The required output is a single number: how many lines of the material contain the string "every".
:: Dataset records
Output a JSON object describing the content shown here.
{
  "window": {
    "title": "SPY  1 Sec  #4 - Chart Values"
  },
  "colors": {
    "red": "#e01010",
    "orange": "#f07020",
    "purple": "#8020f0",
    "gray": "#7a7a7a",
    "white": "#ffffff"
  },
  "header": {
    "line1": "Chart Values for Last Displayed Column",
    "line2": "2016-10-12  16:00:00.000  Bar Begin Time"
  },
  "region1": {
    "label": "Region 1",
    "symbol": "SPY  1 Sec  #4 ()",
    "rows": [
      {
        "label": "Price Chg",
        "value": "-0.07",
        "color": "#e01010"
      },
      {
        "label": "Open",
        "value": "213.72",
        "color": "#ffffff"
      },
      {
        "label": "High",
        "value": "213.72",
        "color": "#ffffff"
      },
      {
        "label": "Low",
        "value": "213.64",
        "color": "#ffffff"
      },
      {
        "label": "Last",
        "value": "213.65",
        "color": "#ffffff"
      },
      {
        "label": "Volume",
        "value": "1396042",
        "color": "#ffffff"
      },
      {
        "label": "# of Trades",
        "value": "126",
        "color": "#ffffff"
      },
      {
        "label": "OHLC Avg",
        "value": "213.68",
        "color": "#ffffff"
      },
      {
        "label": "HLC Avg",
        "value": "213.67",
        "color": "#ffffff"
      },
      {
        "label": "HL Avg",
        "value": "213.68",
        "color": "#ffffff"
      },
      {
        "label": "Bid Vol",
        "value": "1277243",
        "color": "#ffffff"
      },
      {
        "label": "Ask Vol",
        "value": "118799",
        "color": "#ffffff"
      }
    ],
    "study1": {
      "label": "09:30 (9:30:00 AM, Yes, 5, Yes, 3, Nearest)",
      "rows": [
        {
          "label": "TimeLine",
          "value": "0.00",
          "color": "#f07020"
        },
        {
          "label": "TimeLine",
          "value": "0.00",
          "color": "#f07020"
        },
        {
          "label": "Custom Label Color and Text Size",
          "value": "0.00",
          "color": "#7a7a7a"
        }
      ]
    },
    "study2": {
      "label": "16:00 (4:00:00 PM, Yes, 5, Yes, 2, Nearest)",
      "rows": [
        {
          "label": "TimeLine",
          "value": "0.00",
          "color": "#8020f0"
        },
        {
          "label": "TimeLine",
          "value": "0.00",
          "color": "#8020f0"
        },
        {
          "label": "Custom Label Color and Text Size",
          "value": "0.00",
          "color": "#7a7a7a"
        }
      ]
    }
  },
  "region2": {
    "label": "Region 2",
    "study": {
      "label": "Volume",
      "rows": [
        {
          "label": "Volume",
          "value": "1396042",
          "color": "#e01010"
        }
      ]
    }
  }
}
::::
:: Dataset records
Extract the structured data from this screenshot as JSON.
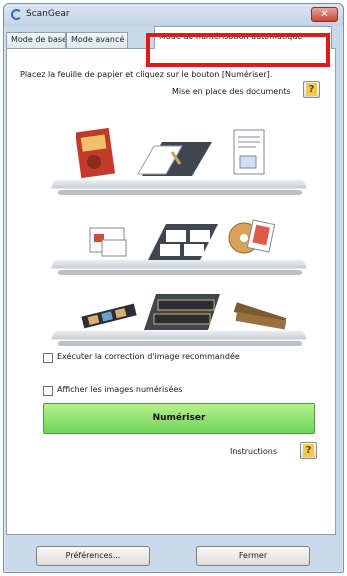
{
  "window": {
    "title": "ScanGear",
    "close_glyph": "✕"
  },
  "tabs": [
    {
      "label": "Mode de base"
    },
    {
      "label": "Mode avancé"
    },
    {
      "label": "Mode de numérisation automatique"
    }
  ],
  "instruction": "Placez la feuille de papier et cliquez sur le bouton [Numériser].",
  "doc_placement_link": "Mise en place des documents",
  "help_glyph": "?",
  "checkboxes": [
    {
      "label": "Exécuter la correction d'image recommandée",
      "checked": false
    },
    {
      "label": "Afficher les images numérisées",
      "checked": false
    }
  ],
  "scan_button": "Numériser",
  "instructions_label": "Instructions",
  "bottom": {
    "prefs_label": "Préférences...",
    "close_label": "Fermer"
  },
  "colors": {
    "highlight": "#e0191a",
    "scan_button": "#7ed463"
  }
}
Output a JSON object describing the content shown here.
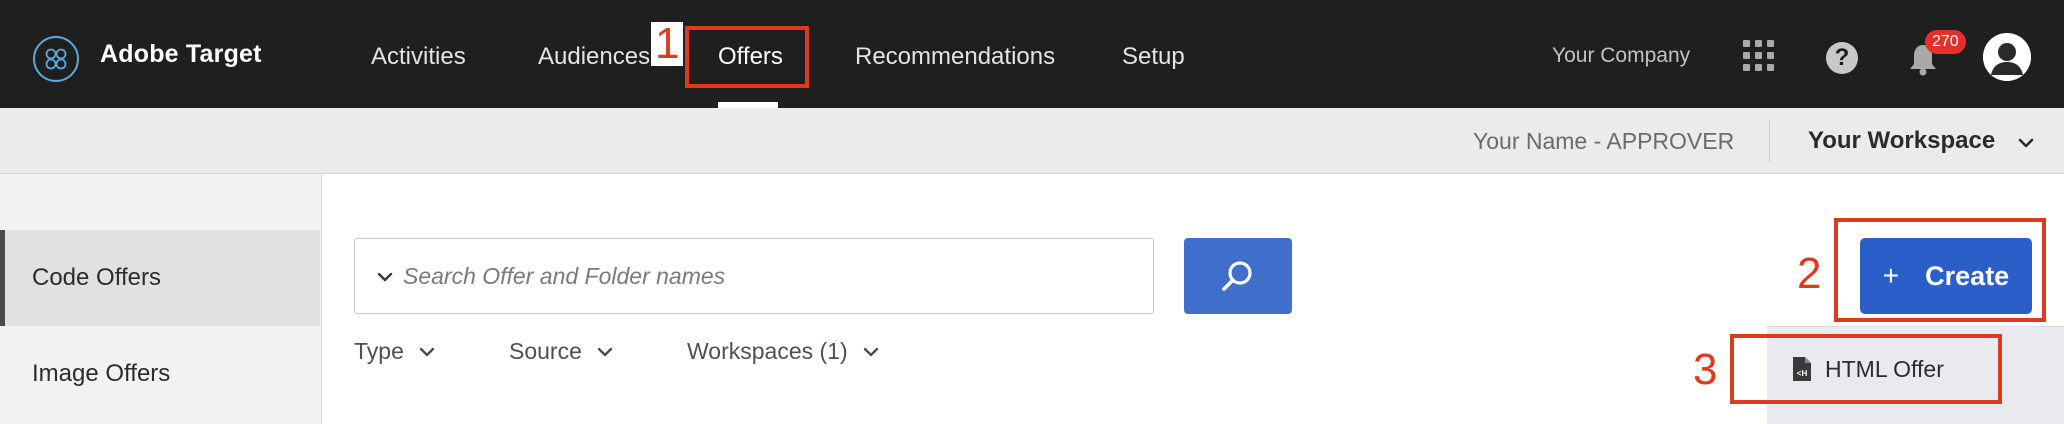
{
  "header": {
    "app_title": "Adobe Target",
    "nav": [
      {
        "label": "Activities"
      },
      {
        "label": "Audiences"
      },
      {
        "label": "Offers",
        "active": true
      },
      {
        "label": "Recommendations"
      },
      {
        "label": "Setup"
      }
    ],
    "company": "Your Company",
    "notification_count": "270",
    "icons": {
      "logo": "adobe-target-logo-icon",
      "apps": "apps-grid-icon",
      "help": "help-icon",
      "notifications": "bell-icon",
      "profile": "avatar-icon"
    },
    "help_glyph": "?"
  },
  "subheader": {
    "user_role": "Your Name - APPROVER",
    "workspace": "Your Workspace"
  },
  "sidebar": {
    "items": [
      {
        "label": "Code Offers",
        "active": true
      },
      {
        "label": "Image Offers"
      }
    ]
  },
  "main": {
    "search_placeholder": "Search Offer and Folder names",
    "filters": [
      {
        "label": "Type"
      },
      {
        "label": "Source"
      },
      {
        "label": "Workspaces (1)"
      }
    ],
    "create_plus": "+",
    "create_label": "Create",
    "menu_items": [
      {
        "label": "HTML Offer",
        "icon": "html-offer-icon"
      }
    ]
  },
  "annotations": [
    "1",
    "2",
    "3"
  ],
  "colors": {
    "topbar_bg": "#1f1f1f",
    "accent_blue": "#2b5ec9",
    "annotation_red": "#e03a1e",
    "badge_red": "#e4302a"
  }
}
::::
:: Dataset records
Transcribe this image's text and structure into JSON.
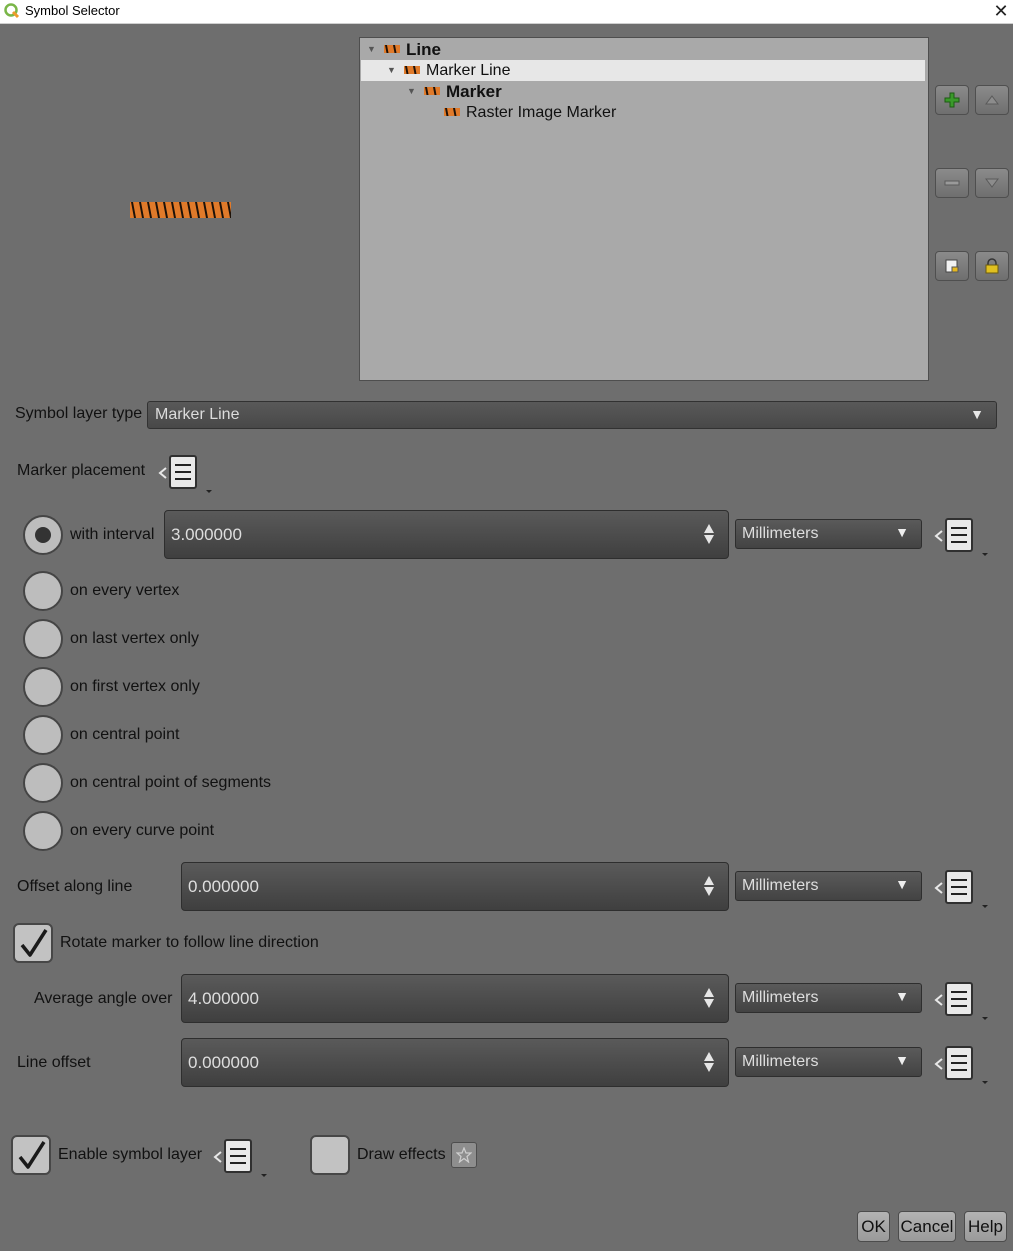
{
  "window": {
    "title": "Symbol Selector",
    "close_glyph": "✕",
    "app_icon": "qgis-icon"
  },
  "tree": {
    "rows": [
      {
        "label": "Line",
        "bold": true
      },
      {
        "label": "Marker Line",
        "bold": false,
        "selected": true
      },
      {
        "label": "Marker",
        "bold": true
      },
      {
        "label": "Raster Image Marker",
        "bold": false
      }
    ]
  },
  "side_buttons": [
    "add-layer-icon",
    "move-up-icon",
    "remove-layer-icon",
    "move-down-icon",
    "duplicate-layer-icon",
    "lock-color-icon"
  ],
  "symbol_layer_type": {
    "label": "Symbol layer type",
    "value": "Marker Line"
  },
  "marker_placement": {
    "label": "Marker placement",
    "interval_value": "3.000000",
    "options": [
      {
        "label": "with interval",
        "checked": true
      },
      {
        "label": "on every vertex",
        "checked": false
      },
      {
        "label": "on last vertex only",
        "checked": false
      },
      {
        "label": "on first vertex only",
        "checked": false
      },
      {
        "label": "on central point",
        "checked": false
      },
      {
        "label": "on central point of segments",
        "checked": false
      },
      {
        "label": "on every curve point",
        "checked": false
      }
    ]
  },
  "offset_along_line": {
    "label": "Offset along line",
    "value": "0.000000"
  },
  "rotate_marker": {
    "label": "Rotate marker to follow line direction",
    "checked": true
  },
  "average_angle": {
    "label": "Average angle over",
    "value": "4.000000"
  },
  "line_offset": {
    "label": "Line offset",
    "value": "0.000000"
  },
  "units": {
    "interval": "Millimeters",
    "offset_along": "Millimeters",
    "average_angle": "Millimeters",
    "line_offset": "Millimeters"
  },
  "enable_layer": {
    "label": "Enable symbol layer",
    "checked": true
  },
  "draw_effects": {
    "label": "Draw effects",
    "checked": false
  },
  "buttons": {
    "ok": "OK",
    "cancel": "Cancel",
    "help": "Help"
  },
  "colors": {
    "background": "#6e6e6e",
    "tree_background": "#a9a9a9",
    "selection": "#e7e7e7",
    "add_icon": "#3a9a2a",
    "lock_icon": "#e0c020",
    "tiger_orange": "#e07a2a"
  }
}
::::
■ **Exercise result**:
2